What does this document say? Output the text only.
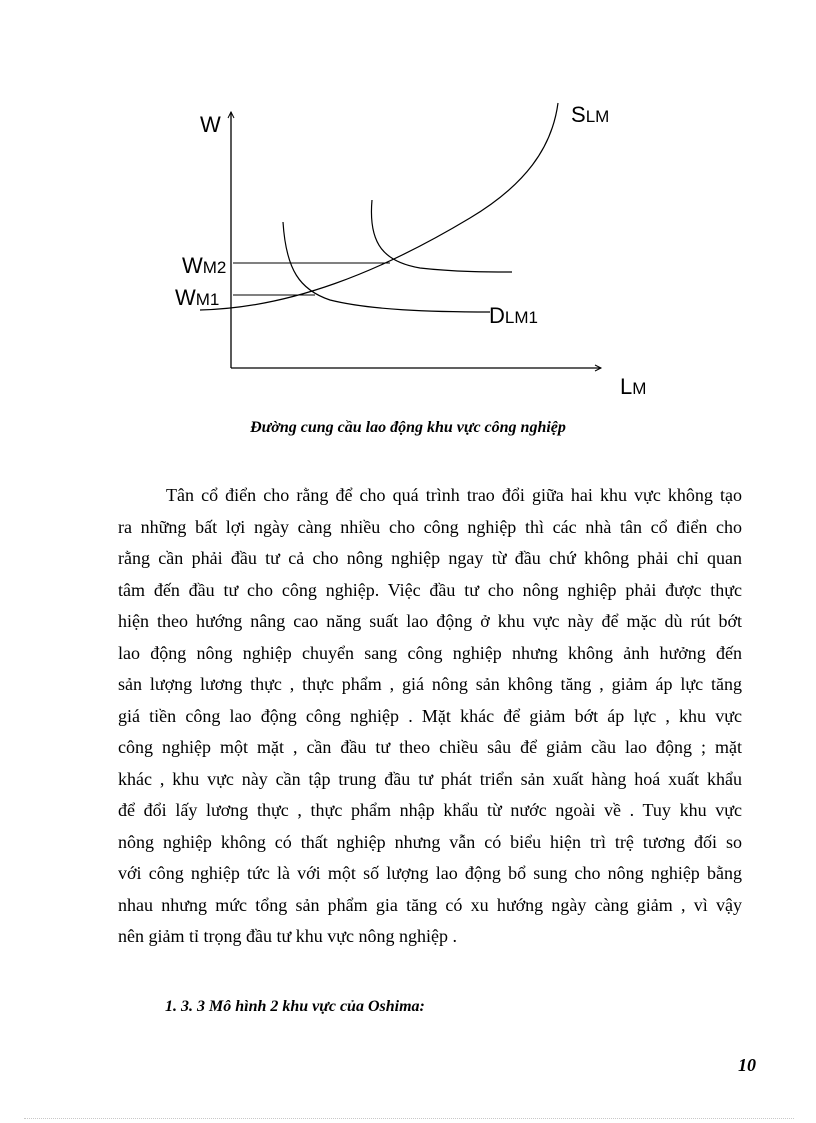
W	SLM
WM2
WM1
DLM1
LM
Đường cung cầu lao động khu vực công nghiệp
Tân cổ điển cho rằng để cho quá trình trao đổi giữa hai khu vực không tạo
ra những bất lợi ngày càng nhiều cho công nghiệp thì các nhà tân cổ điển cho
rằng cần phải đầu tư cả cho nông nghiệp ngay từ đầu chứ không phải chỉ quan
tâm đến đầu tư cho công nghiệp. Việc đầu tư cho nông nghiệp phải được thực
hiện theo hướng nâng cao năng suất lao động ở khu vực này để mặc dù rút bớt
lao động nông nghiệp chuyển sang công nghiệp nhưng không ảnh hưởng đến
sản lượng lương thực , thực phẩm , giá nông sản không tăng , giảm áp lực tăng
giá tiền công lao động công nghiệp . Mặt khác để giảm bớt áp lực , khu vực
công nghiệp một mặt , cần đầu tư theo chiều sâu để giảm cầu lao động ; mặt
khác , khu vực này cần tập trung đầu tư phát triển sản xuất hàng hoá xuất khẩu
để đổi lấy lương thực , thực phẩm nhập khẩu từ nước ngoài về . Tuy khu vực
nông nghiệp không có thất nghiệp nhưng vẫn có biểu hiện trì trệ tương đối so
với công nghiệp tức là với một số lượng lao động bổ sung cho nông nghiệp bằng
nhau nhưng mức tổng sản phẩm gia tăng có xu hướng ngày càng giảm , vì vậy
nên giảm tỉ trọng đầu tư khu vực nông nghiệp .
1. 3. 3 Mô hình 2 khu vực của Oshima:
10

_ _ _

_Exercise directions_.
Take the listing above and restate it word for word, without its pictures.

_Task solution_.
What does this document say? Output the text only.
W	SLM
WM2
WM1
DLM1
LM
Đường cung cầu lao động khu vực công nghiệp
Tân cổ điển cho rằng để cho quá trình trao đổi giữa hai khu vực không tạo
ra những bất lợi ngày càng nhiều cho công nghiệp thì các nhà tân cổ điển cho
rằng cần phải đầu tư cả cho nông nghiệp ngay từ đầu chứ không phải chỉ quan
tâm đến đầu tư cho công nghiệp. Việc đầu tư cho nông nghiệp phải được thực
hiện theo hướng nâng cao năng suất lao động ở khu vực này để mặc dù rút bớt
lao động nông nghiệp chuyển sang công nghiệp nhưng không ảnh hưởng đến
sản lượng lương thực , thực phẩm , giá nông sản không tăng , giảm áp lực tăng
giá tiền công lao động công nghiệp . Mặt khác để giảm bớt áp lực , khu vực
công nghiệp một mặt , cần đầu tư theo chiều sâu để giảm cầu lao động ; mặt
khác , khu vực này cần tập trung đầu tư phát triển sản xuất hàng hoá xuất khẩu
để đổi lấy lương thực , thực phẩm nhập khẩu từ nước ngoài về . Tuy khu vực
nông nghiệp không có thất nghiệp nhưng vẫn có biểu hiện trì trệ tương đối so
với công nghiệp tức là với một số lượng lao động bổ sung cho nông nghiệp bằng
nhau nhưng mức tổng sản phẩm gia tăng có xu hướng ngày càng giảm , vì vậy
nên giảm tỉ trọng đầu tư khu vực nông nghiệp .
1. 3. 3 Mô hình 2 khu vực của Oshima:
10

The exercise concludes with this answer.